(Records from a collection)
===
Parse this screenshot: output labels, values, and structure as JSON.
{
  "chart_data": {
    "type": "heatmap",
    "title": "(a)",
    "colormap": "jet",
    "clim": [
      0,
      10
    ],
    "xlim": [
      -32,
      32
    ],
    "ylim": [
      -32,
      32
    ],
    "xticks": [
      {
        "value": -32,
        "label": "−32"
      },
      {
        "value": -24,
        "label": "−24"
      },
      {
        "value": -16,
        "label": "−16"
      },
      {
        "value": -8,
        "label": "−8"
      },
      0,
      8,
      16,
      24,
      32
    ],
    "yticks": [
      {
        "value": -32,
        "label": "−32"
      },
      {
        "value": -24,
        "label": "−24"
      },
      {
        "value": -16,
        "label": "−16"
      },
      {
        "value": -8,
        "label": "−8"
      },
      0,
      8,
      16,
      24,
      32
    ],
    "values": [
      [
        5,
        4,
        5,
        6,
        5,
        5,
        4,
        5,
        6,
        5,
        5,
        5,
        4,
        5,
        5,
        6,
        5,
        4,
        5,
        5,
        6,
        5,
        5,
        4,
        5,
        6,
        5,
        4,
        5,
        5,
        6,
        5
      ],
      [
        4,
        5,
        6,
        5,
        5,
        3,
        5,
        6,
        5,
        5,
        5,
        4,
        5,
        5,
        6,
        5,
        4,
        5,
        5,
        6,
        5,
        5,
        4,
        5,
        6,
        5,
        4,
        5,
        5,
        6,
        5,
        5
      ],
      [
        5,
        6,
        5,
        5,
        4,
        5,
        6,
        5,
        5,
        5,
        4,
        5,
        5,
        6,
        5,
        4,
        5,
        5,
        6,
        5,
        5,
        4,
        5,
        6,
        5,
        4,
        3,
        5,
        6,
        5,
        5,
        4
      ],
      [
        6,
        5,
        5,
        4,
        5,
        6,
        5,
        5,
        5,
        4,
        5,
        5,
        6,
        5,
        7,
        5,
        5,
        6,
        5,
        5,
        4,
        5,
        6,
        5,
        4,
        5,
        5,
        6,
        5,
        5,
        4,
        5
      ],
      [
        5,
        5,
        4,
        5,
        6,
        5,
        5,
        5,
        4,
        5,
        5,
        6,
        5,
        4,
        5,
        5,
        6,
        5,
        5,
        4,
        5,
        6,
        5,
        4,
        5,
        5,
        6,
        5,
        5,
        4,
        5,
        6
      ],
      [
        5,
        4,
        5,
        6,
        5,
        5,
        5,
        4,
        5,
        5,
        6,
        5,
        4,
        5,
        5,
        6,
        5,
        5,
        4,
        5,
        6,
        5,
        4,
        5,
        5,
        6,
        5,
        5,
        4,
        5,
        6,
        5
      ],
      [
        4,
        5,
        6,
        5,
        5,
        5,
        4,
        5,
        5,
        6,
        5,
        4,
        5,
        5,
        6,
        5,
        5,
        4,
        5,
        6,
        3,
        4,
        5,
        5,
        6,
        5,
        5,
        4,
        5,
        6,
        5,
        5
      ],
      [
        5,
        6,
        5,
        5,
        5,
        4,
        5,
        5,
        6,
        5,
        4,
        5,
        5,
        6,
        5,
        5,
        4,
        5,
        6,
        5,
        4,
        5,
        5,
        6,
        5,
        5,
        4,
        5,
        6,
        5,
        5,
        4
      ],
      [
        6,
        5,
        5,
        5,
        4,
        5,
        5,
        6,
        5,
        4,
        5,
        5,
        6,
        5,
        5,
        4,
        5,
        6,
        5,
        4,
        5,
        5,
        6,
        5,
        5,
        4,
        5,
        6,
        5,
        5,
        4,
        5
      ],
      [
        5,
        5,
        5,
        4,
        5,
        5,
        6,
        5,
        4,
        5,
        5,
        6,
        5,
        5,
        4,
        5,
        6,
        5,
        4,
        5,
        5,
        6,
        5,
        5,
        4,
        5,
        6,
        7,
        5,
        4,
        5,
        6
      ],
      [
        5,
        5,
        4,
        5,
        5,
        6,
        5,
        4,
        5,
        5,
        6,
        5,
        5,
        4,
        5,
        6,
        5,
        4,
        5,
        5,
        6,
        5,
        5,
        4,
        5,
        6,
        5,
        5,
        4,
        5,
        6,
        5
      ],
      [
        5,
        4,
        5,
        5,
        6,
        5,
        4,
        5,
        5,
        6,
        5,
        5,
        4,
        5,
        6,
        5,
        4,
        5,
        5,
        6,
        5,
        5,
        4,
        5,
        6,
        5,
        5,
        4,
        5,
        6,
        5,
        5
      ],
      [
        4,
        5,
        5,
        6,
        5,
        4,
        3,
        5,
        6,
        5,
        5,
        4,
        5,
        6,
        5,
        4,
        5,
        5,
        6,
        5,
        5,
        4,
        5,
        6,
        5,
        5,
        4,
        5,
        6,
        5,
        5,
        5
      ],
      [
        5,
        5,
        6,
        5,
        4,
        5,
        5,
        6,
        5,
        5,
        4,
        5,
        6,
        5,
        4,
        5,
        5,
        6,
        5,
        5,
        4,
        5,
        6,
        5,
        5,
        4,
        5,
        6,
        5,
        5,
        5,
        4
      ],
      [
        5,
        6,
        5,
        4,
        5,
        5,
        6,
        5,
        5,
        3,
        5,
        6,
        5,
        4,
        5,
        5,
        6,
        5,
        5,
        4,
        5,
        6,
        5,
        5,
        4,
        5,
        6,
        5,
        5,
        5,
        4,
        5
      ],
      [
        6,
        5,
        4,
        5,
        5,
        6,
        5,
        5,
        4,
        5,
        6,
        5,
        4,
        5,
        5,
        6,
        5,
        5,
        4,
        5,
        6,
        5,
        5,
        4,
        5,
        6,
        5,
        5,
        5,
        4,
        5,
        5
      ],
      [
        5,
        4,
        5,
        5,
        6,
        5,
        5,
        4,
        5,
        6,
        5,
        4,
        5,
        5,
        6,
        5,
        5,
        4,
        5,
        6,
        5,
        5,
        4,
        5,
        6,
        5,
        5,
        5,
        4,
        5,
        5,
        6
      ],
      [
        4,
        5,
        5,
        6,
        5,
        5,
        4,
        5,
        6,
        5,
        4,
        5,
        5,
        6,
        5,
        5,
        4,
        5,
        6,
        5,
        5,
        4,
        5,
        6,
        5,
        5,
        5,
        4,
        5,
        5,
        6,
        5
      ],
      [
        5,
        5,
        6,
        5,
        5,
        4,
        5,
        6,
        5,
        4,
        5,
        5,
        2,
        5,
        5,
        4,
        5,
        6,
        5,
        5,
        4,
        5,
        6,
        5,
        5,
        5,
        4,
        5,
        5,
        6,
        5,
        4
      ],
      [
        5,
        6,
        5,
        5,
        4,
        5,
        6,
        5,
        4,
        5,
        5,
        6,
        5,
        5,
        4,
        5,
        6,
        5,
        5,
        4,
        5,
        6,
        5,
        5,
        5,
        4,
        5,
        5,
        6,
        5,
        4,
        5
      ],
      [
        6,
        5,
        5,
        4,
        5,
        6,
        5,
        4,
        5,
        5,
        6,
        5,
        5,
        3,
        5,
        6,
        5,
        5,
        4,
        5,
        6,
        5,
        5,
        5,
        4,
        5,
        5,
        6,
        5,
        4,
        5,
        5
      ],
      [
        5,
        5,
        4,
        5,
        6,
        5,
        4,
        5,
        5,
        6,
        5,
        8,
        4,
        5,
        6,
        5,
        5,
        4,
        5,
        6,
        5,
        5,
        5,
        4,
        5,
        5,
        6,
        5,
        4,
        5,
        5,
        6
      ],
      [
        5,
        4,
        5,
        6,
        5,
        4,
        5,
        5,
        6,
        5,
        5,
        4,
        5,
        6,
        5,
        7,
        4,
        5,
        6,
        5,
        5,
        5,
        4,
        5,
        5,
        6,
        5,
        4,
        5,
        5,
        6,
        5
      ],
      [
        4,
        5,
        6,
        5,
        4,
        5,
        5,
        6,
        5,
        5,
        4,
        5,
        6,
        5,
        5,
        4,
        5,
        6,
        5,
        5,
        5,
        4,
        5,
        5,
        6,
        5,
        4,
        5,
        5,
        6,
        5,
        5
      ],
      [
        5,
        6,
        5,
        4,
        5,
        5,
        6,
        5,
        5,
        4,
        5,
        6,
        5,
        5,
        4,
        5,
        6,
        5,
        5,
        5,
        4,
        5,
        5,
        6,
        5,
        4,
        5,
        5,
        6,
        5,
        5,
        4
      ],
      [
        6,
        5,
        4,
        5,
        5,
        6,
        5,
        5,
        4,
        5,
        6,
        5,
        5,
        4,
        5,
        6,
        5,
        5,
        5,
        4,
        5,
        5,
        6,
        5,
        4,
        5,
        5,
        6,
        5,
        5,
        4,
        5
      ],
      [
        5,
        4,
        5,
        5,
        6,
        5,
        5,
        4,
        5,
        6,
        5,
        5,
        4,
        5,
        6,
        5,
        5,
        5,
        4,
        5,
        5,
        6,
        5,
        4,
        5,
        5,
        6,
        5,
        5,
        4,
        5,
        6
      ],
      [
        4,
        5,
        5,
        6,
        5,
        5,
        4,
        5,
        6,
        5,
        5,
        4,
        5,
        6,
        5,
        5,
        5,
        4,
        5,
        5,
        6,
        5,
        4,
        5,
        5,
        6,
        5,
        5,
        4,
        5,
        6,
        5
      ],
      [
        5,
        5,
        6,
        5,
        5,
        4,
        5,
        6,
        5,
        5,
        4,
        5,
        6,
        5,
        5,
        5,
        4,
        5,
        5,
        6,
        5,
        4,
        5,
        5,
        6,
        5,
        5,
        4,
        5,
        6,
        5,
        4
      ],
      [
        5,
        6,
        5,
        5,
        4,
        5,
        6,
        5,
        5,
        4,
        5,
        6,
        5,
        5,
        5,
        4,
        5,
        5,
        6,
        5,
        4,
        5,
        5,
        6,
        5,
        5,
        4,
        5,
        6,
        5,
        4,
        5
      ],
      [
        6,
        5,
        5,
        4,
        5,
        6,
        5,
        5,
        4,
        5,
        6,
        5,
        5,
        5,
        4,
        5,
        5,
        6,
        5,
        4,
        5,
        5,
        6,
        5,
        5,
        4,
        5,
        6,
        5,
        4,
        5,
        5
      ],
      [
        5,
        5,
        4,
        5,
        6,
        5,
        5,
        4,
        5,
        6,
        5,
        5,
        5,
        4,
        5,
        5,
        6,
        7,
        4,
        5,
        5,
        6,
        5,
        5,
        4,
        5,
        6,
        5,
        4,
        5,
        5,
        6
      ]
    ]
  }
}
===
Go through the lines above. Select every one that has the string "values".

#### [REPLY]
Parse this screenshot: output labels, values, and structure as JSON.
    "values": [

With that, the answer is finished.